Below are some records; return each one exactly.

Dataset items:
★ ★ ★ ★ ★ ★ ★

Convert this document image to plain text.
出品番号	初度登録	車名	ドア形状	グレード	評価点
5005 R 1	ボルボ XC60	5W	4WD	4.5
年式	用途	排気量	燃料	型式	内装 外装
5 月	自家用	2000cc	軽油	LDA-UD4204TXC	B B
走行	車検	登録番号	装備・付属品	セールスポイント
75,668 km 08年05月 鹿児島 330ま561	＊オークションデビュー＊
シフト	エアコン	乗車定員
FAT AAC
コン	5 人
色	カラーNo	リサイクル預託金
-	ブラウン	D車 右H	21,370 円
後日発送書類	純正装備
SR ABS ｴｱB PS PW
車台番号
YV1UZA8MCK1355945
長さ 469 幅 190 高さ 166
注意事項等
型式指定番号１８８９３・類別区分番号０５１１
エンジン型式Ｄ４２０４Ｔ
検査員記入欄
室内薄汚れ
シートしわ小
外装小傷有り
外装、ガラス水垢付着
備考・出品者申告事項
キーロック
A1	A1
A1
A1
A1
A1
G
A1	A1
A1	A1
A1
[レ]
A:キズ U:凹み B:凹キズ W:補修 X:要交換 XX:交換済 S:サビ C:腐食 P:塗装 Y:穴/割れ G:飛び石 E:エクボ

★ ★ ★ ★ ★ ★ ★

EXERCISE ANSWER -
Convert this document image to plain text.
出品番号	初度登録	車名	ドア形状	グレード	評価点
5005 R 1	ボルボ XC60	5W	4WD	4.5
年式	用途	排気量	燃料	型式	内装 外装
5 月	自家用	2000cc	軽油	LDA-UD4204TXC	B B
走行	車検	登録番号	装備・付属品	セールスポイント
75,668 km 08年05月 鹿児島 330ま561	＊オークションデビュー＊
シフト	エアコン	乗車定員
FAT AAC
コン	5 人
色	カラーNo	リサイクル預託金
-	ブラウン	D車 右H	21,370 円
後日発送書類	純正装備
SR ABS ｴｱB PS PW
車台番号
YV1UZA8MCK1355945
長さ 469 幅 190 高さ 166
注意事項等
型式指定番号１８８９３・類別区分番号０５１１
エンジン型式Ｄ４２０４Ｔ
検査員記入欄
室内薄汚れ
シートしわ小
外装小傷有り
外装、ガラス水垢付着
備考・出品者申告事項
キーロック
A1	A1
A1
A1
A1
A1
G
A1	A1
A1	A1
A1
[レ]
A:キズ U:凹み B:凹キズ W:補修 X:要交換 XX:交換済 S:サビ C:腐食 P:塗装 Y:穴/割れ G:飛び石 E:エクボ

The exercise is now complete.